Filter the records below and copy every line containing the word "post".

******

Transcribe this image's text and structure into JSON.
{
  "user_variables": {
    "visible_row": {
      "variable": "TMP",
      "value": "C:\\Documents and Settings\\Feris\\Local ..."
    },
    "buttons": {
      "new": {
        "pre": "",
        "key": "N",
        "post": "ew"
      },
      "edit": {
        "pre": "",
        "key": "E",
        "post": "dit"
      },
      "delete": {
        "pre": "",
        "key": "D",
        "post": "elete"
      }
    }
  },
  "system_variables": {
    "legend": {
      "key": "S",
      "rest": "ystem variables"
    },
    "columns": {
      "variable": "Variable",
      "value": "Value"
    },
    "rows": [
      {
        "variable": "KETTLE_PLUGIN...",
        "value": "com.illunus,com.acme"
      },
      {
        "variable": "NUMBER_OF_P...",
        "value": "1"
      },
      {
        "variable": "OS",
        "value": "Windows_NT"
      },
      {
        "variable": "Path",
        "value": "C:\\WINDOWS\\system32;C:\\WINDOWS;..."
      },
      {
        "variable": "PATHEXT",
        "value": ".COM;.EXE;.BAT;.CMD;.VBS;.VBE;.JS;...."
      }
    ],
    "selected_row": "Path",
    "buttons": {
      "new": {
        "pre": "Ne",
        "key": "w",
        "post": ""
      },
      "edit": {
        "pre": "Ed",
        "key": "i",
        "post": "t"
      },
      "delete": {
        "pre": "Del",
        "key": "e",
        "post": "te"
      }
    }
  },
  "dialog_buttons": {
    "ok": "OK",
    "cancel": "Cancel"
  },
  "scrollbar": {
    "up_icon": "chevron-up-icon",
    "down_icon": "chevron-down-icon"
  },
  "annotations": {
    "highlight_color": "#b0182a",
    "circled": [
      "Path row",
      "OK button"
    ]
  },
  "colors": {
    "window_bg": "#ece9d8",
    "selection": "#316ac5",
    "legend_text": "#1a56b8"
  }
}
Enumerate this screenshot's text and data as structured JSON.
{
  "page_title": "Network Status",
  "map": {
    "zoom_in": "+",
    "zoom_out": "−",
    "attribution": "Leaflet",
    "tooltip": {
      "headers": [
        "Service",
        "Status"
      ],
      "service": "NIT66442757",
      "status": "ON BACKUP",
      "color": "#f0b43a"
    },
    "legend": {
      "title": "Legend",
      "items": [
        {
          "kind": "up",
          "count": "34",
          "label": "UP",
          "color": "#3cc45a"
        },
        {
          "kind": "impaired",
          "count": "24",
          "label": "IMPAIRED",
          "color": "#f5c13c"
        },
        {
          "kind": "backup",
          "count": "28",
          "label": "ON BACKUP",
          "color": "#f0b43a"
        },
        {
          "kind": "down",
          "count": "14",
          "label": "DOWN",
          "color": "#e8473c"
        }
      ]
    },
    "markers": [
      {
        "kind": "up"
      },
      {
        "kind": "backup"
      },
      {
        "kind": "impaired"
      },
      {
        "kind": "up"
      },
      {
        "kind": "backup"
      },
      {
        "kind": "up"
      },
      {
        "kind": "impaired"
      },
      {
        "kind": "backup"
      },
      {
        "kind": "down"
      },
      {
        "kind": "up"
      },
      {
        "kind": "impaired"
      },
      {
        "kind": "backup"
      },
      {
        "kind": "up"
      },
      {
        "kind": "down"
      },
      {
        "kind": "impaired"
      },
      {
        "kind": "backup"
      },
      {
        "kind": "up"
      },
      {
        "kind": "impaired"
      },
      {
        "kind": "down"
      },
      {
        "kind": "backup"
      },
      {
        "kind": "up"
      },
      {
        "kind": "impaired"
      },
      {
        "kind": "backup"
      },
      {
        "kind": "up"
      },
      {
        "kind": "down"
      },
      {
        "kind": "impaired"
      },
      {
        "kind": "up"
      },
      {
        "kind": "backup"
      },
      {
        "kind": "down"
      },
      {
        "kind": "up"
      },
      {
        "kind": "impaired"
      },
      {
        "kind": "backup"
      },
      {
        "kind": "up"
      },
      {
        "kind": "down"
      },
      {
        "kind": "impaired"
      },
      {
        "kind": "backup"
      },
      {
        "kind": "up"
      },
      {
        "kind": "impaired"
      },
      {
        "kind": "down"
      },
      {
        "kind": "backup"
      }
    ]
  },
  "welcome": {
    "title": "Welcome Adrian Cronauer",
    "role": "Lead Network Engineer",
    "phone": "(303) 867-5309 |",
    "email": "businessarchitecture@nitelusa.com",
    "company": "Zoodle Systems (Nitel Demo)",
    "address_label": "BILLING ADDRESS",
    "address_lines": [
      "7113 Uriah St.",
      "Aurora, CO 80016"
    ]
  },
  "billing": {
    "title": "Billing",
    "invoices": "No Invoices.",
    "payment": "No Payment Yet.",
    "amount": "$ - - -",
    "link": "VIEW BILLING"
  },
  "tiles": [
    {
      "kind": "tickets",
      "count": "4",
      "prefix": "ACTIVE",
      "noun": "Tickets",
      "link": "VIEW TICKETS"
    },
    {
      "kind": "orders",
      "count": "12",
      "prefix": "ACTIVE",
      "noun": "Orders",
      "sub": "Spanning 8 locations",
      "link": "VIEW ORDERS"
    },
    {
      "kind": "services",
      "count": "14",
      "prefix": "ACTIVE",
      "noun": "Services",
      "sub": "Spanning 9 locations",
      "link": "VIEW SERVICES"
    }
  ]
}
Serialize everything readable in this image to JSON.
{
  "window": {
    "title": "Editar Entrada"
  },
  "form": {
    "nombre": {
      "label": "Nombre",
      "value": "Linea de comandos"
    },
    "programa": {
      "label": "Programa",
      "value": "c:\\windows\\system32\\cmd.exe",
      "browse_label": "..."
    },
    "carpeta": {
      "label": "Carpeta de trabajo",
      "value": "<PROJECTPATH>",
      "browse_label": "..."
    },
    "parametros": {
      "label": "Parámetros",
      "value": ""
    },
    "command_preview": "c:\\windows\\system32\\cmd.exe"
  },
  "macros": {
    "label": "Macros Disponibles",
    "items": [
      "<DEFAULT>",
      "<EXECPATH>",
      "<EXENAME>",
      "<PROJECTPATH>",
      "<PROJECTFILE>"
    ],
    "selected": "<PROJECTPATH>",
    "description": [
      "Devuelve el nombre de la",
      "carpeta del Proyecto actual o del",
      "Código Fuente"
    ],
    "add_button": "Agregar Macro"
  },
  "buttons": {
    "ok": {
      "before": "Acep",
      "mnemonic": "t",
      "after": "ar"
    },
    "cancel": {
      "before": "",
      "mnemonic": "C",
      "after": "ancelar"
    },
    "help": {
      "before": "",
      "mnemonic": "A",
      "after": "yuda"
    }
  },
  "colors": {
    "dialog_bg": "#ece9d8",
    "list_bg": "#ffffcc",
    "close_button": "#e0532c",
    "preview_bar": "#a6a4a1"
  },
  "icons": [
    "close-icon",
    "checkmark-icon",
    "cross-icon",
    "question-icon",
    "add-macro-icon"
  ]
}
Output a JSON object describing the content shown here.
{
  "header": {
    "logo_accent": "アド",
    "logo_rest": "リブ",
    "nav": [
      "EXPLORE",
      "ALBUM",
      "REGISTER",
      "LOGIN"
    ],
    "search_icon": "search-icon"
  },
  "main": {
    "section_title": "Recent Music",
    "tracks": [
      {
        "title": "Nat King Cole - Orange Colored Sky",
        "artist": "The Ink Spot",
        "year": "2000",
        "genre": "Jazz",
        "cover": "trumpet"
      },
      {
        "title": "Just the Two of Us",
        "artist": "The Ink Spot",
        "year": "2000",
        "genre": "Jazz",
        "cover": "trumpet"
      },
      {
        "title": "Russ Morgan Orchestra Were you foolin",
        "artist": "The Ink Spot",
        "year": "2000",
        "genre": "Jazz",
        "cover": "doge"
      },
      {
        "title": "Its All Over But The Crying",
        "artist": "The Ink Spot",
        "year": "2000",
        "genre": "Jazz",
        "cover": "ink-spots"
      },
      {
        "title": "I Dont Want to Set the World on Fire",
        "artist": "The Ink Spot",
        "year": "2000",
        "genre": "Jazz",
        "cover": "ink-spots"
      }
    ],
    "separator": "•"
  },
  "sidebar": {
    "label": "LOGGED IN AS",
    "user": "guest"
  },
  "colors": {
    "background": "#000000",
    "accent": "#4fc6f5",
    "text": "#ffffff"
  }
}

******

◆ Reply ◆
        "post": "ew"
        "post": "dit"
        "post": "elete"
        "post": ""
        "post": "t"
        "post": "te"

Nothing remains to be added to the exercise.